■ Raw records ■
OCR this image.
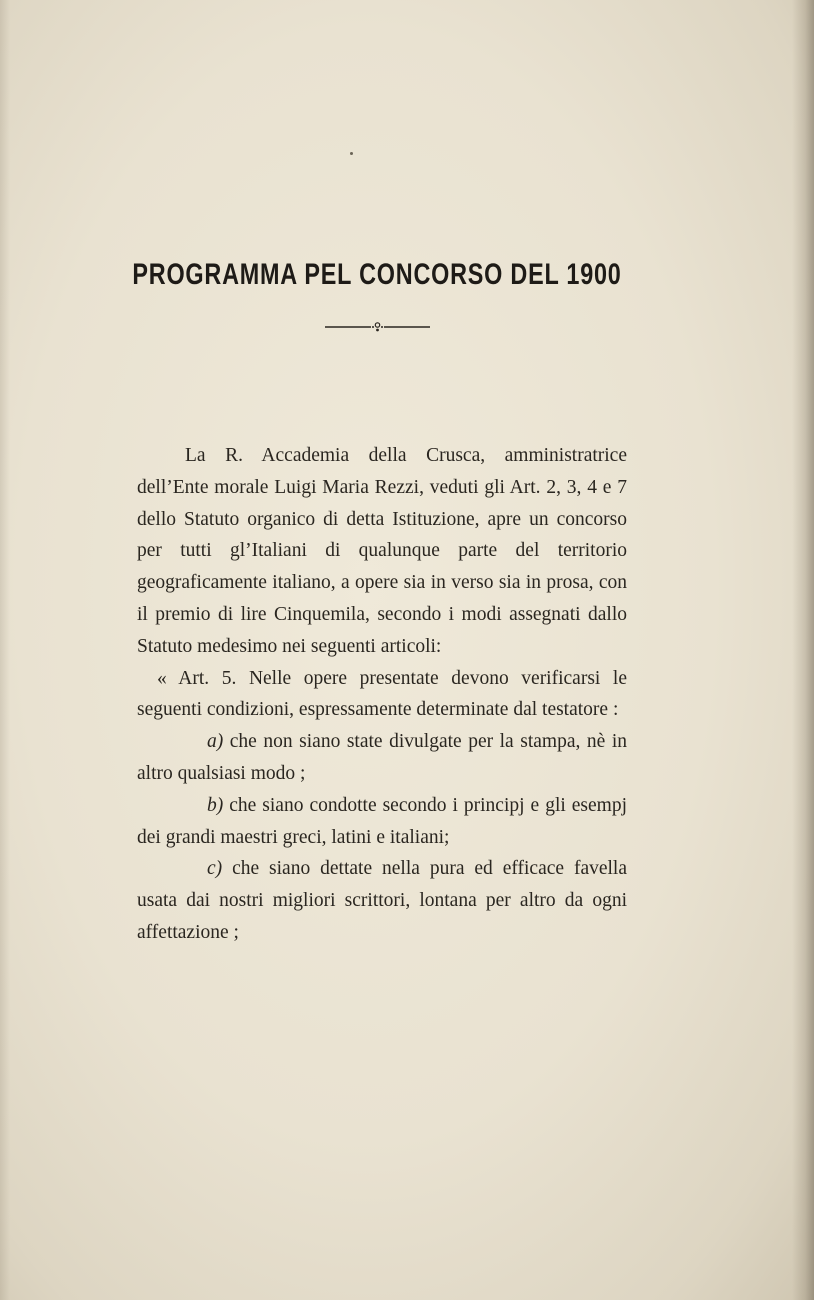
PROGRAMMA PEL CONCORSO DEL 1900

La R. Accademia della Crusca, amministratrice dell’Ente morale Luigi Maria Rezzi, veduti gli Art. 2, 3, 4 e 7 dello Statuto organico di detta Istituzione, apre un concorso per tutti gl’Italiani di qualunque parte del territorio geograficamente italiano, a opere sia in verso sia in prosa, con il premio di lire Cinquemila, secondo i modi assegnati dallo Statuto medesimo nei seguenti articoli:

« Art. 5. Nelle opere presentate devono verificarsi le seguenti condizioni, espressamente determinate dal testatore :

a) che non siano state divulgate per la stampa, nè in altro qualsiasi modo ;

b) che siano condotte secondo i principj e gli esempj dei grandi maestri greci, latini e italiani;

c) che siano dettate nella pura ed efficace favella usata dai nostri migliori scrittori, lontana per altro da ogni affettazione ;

...

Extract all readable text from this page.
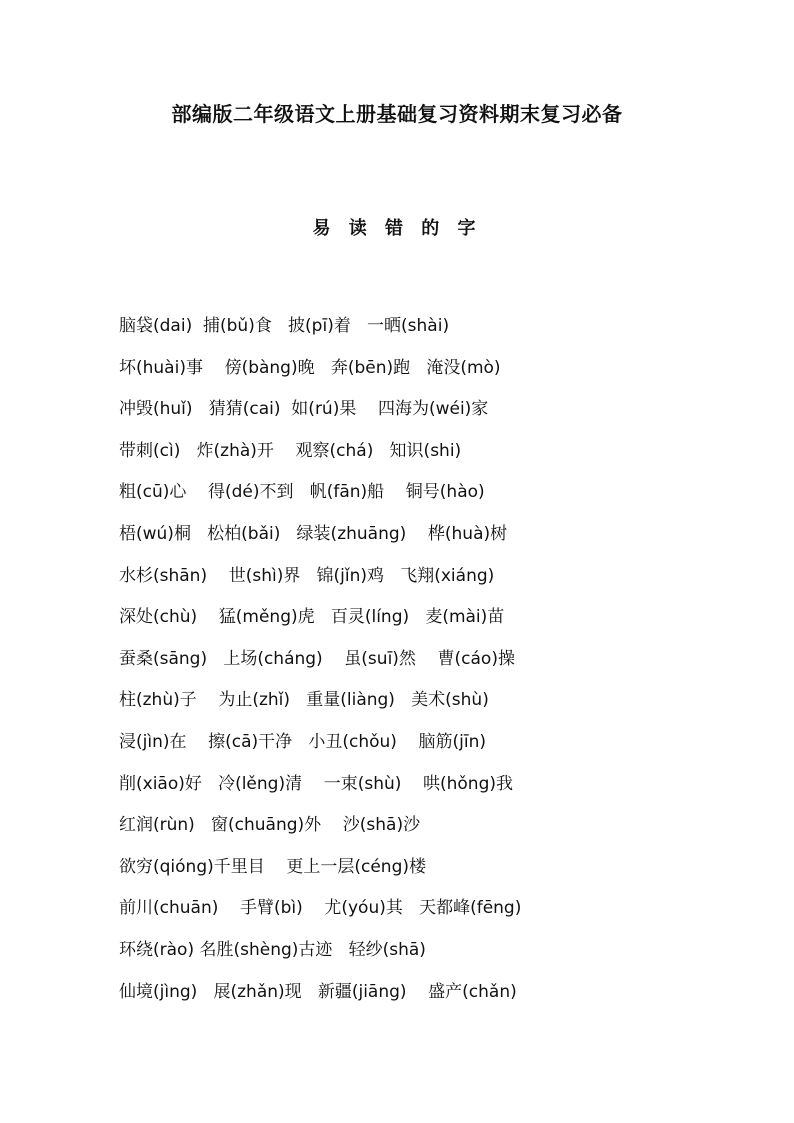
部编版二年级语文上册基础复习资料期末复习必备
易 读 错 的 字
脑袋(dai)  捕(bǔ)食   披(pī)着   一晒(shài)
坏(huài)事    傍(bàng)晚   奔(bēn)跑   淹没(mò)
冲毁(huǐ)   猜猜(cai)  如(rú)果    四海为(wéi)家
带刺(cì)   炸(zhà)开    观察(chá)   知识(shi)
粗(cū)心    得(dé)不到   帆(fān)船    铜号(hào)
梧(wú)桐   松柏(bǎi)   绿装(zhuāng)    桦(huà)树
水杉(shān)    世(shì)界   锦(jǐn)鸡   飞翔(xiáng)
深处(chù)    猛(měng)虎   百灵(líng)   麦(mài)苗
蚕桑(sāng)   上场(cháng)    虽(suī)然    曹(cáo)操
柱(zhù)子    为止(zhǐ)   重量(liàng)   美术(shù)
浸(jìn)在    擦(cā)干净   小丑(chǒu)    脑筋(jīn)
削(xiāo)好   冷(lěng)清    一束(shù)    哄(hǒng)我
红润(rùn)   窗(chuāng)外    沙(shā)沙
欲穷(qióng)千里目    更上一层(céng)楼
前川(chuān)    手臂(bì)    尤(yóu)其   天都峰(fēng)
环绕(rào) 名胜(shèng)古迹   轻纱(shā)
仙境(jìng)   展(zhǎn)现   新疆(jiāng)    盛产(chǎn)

■ What is required ■
Check each line of the listing above for the string "this", then report only how many lines have it.

■ Problem solution ■
2